- [Data listing]:
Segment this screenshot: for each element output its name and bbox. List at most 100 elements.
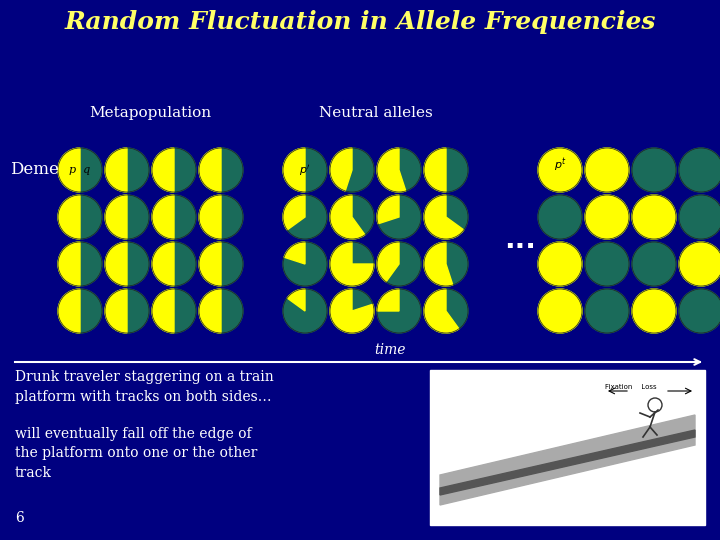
Text: Random Fluctuation in Allele Frequencies: Random Fluctuation in Allele Frequencies: [64, 10, 656, 34]
Wedge shape: [377, 242, 399, 282]
Circle shape: [199, 195, 243, 239]
Wedge shape: [377, 195, 399, 224]
Circle shape: [538, 148, 582, 192]
Wedge shape: [330, 289, 374, 333]
Circle shape: [330, 148, 374, 192]
Text: 6: 6: [15, 511, 24, 525]
Circle shape: [58, 148, 102, 192]
Wedge shape: [58, 242, 80, 286]
Text: $p^t$: $p^t$: [554, 156, 567, 174]
Circle shape: [632, 148, 676, 192]
Circle shape: [58, 242, 102, 286]
Polygon shape: [440, 430, 695, 495]
Circle shape: [632, 195, 676, 239]
Text: Neutral alleles: Neutral alleles: [319, 106, 433, 120]
Text: Fixation    Loss: Fixation Loss: [605, 384, 657, 390]
Circle shape: [152, 289, 196, 333]
Wedge shape: [58, 148, 80, 192]
Circle shape: [424, 148, 468, 192]
Circle shape: [679, 148, 720, 192]
Circle shape: [330, 195, 374, 239]
Circle shape: [585, 242, 629, 286]
Wedge shape: [330, 242, 374, 286]
Circle shape: [632, 195, 676, 239]
Circle shape: [283, 148, 327, 192]
Wedge shape: [283, 195, 305, 230]
Bar: [430, 370, 705, 525]
Text: p  q: p q: [69, 165, 91, 175]
Polygon shape: [440, 415, 695, 505]
Text: $p'$: $p'$: [300, 163, 311, 178]
Circle shape: [199, 289, 243, 333]
Wedge shape: [105, 289, 127, 333]
Circle shape: [330, 242, 374, 286]
Wedge shape: [152, 289, 174, 333]
Wedge shape: [424, 195, 464, 239]
Circle shape: [538, 195, 582, 239]
Circle shape: [585, 148, 629, 192]
Circle shape: [105, 148, 149, 192]
Text: will eventually fall off the edge of
the platform onto one or the other
track: will eventually fall off the edge of the…: [15, 427, 257, 480]
Wedge shape: [105, 242, 127, 286]
Text: ...: ...: [504, 226, 536, 254]
Circle shape: [199, 148, 243, 192]
Circle shape: [538, 289, 582, 333]
Circle shape: [283, 195, 327, 239]
Wedge shape: [152, 195, 174, 239]
Circle shape: [152, 148, 196, 192]
Wedge shape: [283, 148, 305, 192]
Circle shape: [377, 195, 421, 239]
Circle shape: [585, 195, 629, 239]
Circle shape: [538, 289, 582, 333]
Wedge shape: [284, 242, 305, 264]
Circle shape: [632, 242, 676, 286]
Wedge shape: [287, 289, 305, 311]
Circle shape: [377, 148, 421, 192]
Circle shape: [679, 195, 720, 239]
Text: Drunk traveler staggering on a train
platform with tracks on both sides…: Drunk traveler staggering on a train pla…: [15, 370, 274, 403]
Wedge shape: [377, 148, 406, 192]
Circle shape: [424, 242, 468, 286]
Wedge shape: [199, 289, 221, 333]
Circle shape: [105, 289, 149, 333]
Wedge shape: [424, 242, 453, 286]
Circle shape: [58, 289, 102, 333]
Circle shape: [679, 242, 720, 286]
Wedge shape: [199, 148, 221, 192]
Circle shape: [679, 289, 720, 333]
Circle shape: [58, 195, 102, 239]
Circle shape: [424, 195, 468, 239]
Wedge shape: [199, 242, 221, 286]
Wedge shape: [424, 289, 459, 333]
Wedge shape: [105, 195, 127, 239]
Circle shape: [199, 242, 243, 286]
Wedge shape: [330, 148, 352, 191]
Circle shape: [105, 195, 149, 239]
Circle shape: [585, 195, 629, 239]
Wedge shape: [58, 289, 80, 333]
Text: time: time: [374, 343, 406, 357]
Circle shape: [538, 242, 582, 286]
Circle shape: [152, 195, 196, 239]
Wedge shape: [58, 195, 80, 239]
Wedge shape: [105, 148, 127, 192]
Circle shape: [632, 289, 676, 333]
Text: Metapopulation: Metapopulation: [89, 106, 212, 120]
Wedge shape: [424, 148, 446, 192]
Circle shape: [330, 289, 374, 333]
Wedge shape: [152, 242, 174, 286]
Circle shape: [152, 242, 196, 286]
Circle shape: [283, 242, 327, 286]
Wedge shape: [377, 289, 399, 311]
Circle shape: [538, 242, 582, 286]
Wedge shape: [330, 195, 365, 239]
Bar: [600, 376, 700, 398]
Circle shape: [585, 148, 629, 192]
Circle shape: [538, 148, 582, 192]
Circle shape: [377, 242, 421, 286]
Circle shape: [105, 242, 149, 286]
Circle shape: [679, 242, 720, 286]
Wedge shape: [199, 195, 221, 239]
Wedge shape: [152, 148, 174, 192]
Circle shape: [377, 289, 421, 333]
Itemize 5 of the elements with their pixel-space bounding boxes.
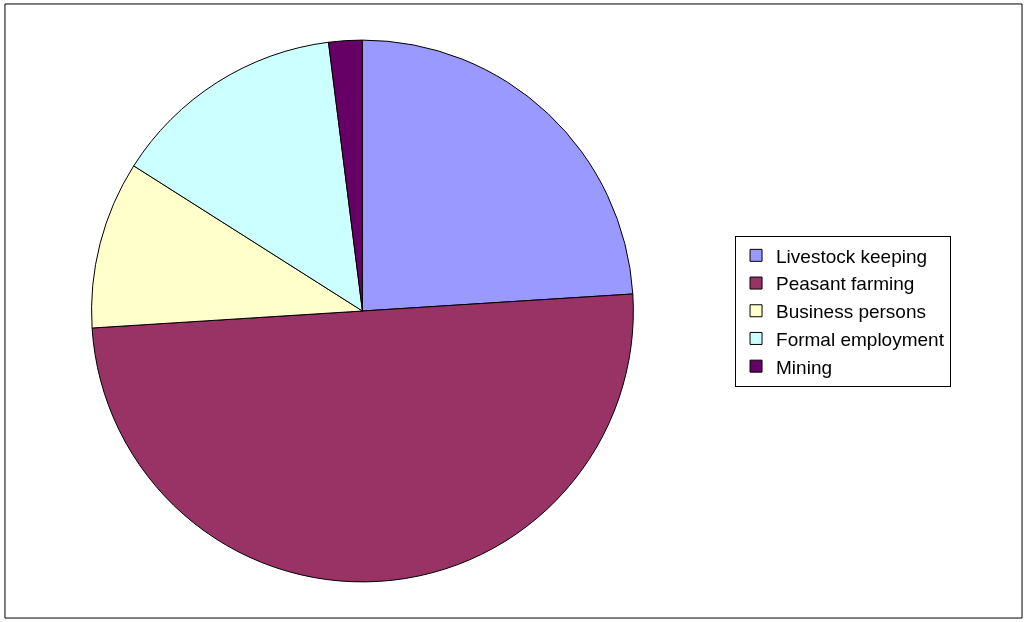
legend-label: Peasant farming <box>776 273 915 295</box>
legend-label: Mining <box>776 356 833 378</box>
legend-label: Livestock keeping <box>776 245 928 267</box>
legend-label: Formal employment <box>776 328 945 350</box>
legend-label: Business persons <box>776 301 927 323</box>
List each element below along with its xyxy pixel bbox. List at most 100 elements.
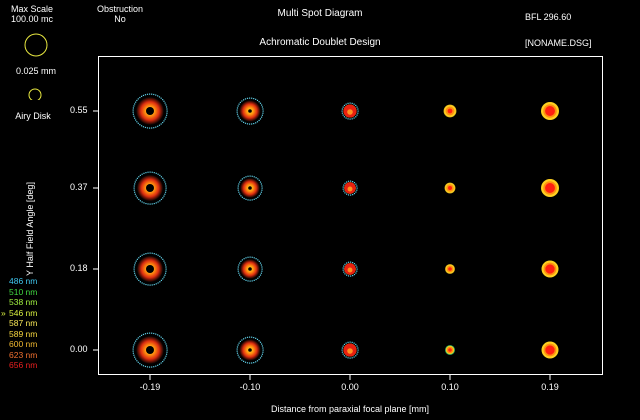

- [Problem description]: Can you write out this data again with every "Circle shape" changed to "Round shape" and everything else unchanged, leaving out the pictures?

- [Reply to the exercise]:
Segment this screenshot: for each element output its name and bbox. List at most 100 elements.
Text: Random Fluctuation in Allele Frequencies: Random Fluctuation in Allele Frequencies: [64, 10, 656, 34]
Wedge shape: [377, 242, 399, 282]
Round shape: [199, 195, 243, 239]
Wedge shape: [377, 195, 399, 224]
Round shape: [538, 148, 582, 192]
Wedge shape: [330, 289, 374, 333]
Round shape: [330, 148, 374, 192]
Text: 6: 6: [15, 511, 24, 525]
Round shape: [58, 148, 102, 192]
Wedge shape: [58, 242, 80, 286]
Text: $p^t$: $p^t$: [554, 156, 567, 174]
Round shape: [632, 148, 676, 192]
Round shape: [58, 242, 102, 286]
Polygon shape: [440, 430, 695, 495]
Round shape: [632, 195, 676, 239]
Text: Neutral alleles: Neutral alleles: [319, 106, 433, 120]
Text: Fixation    Loss: Fixation Loss: [605, 384, 657, 390]
Round shape: [152, 289, 196, 333]
Wedge shape: [58, 148, 80, 192]
Round shape: [424, 148, 468, 192]
Round shape: [679, 148, 720, 192]
Round shape: [330, 195, 374, 239]
Round shape: [585, 242, 629, 286]
Wedge shape: [330, 242, 374, 286]
Round shape: [632, 195, 676, 239]
Round shape: [283, 148, 327, 192]
Wedge shape: [283, 195, 305, 230]
Bar: [430, 370, 705, 525]
Text: p  q: p q: [69, 165, 91, 175]
Polygon shape: [440, 415, 695, 505]
Text: $p'$: $p'$: [300, 163, 311, 178]
Round shape: [199, 289, 243, 333]
Wedge shape: [105, 289, 127, 333]
Round shape: [330, 242, 374, 286]
Wedge shape: [152, 289, 174, 333]
Wedge shape: [424, 195, 464, 239]
Round shape: [538, 195, 582, 239]
Round shape: [585, 148, 629, 192]
Round shape: [105, 148, 149, 192]
Text: will eventually fall off the edge of
the platform onto one or the other
track: will eventually fall off the edge of the…: [15, 427, 257, 480]
Wedge shape: [105, 242, 127, 286]
Text: ...: ...: [504, 226, 536, 254]
Round shape: [199, 148, 243, 192]
Round shape: [538, 289, 582, 333]
Round shape: [283, 195, 327, 239]
Wedge shape: [152, 195, 174, 239]
Round shape: [152, 148, 196, 192]
Wedge shape: [283, 148, 305, 192]
Round shape: [377, 195, 421, 239]
Round shape: [585, 195, 629, 239]
Round shape: [538, 289, 582, 333]
Wedge shape: [284, 242, 305, 264]
Round shape: [632, 242, 676, 286]
Wedge shape: [287, 289, 305, 311]
Round shape: [377, 148, 421, 192]
Round shape: [679, 195, 720, 239]
Text: Drunk traveler staggering on a train
platform with tracks on both sides…: Drunk traveler staggering on a train pla…: [15, 370, 274, 403]
Wedge shape: [377, 148, 406, 192]
Round shape: [424, 242, 468, 286]
Wedge shape: [199, 289, 221, 333]
Round shape: [105, 289, 149, 333]
Wedge shape: [424, 242, 453, 286]
Round shape: [58, 289, 102, 333]
Round shape: [679, 242, 720, 286]
Wedge shape: [199, 148, 221, 192]
Round shape: [679, 289, 720, 333]
Round shape: [58, 195, 102, 239]
Round shape: [424, 195, 468, 239]
Wedge shape: [199, 242, 221, 286]
Wedge shape: [424, 289, 459, 333]
Wedge shape: [105, 195, 127, 239]
Round shape: [199, 242, 243, 286]
Wedge shape: [330, 148, 352, 191]
Round shape: [105, 195, 149, 239]
Round shape: [585, 195, 629, 239]
Wedge shape: [58, 289, 80, 333]
Text: time: time: [374, 343, 406, 357]
Round shape: [538, 242, 582, 286]
Round shape: [152, 195, 196, 239]
Wedge shape: [58, 195, 80, 239]
Wedge shape: [105, 148, 127, 192]
Round shape: [632, 289, 676, 333]
Text: Metapopulation: Metapopulation: [89, 106, 212, 120]
Wedge shape: [424, 148, 446, 192]
Round shape: [330, 289, 374, 333]
Wedge shape: [152, 242, 174, 286]
Round shape: [152, 242, 196, 286]
Round shape: [283, 242, 327, 286]
Wedge shape: [377, 289, 399, 311]
Round shape: [538, 242, 582, 286]
Wedge shape: [330, 195, 365, 239]
Bar: [600, 376, 700, 398]
Round shape: [585, 148, 629, 192]
Round shape: [538, 148, 582, 192]
Round shape: [377, 242, 421, 286]
Round shape: [105, 242, 149, 286]
Round shape: [679, 242, 720, 286]
Wedge shape: [199, 195, 221, 239]
Wedge shape: [152, 148, 174, 192]
Round shape: [377, 289, 421, 333]
Itemize 5 of the elements with their pixel-space bounding boxes.
legend-label: Peasant farming <box>776 273 915 295</box>
legend-label: Mining <box>776 356 833 378</box>
legend-label: Livestock keeping <box>776 245 928 267</box>
legend-label: Formal employment <box>776 328 945 350</box>
legend-label: Business persons <box>776 301 927 323</box>
List each element below along with its xyxy pixel bbox. List at most 100 elements.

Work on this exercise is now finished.